Your task
How many lines of the data hold the word "Liquid"? State the number and nothing else.

## Start Materials provided

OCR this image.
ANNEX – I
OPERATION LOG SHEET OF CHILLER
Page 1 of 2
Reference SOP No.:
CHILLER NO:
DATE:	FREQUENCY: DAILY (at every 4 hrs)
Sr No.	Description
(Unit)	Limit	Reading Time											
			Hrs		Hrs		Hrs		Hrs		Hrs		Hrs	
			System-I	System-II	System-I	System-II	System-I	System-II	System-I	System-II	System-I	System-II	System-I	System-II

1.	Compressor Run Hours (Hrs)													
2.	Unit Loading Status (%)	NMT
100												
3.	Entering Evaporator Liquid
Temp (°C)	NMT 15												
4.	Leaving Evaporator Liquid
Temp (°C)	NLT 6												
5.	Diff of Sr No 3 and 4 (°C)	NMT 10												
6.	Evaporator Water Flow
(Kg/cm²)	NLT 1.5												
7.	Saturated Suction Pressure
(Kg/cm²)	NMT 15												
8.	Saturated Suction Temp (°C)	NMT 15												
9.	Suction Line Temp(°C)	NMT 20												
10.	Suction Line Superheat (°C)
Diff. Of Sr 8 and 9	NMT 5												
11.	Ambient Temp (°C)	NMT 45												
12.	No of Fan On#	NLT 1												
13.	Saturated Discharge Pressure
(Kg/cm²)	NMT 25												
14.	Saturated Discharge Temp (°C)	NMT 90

## End Materials provided

Exercise solution
2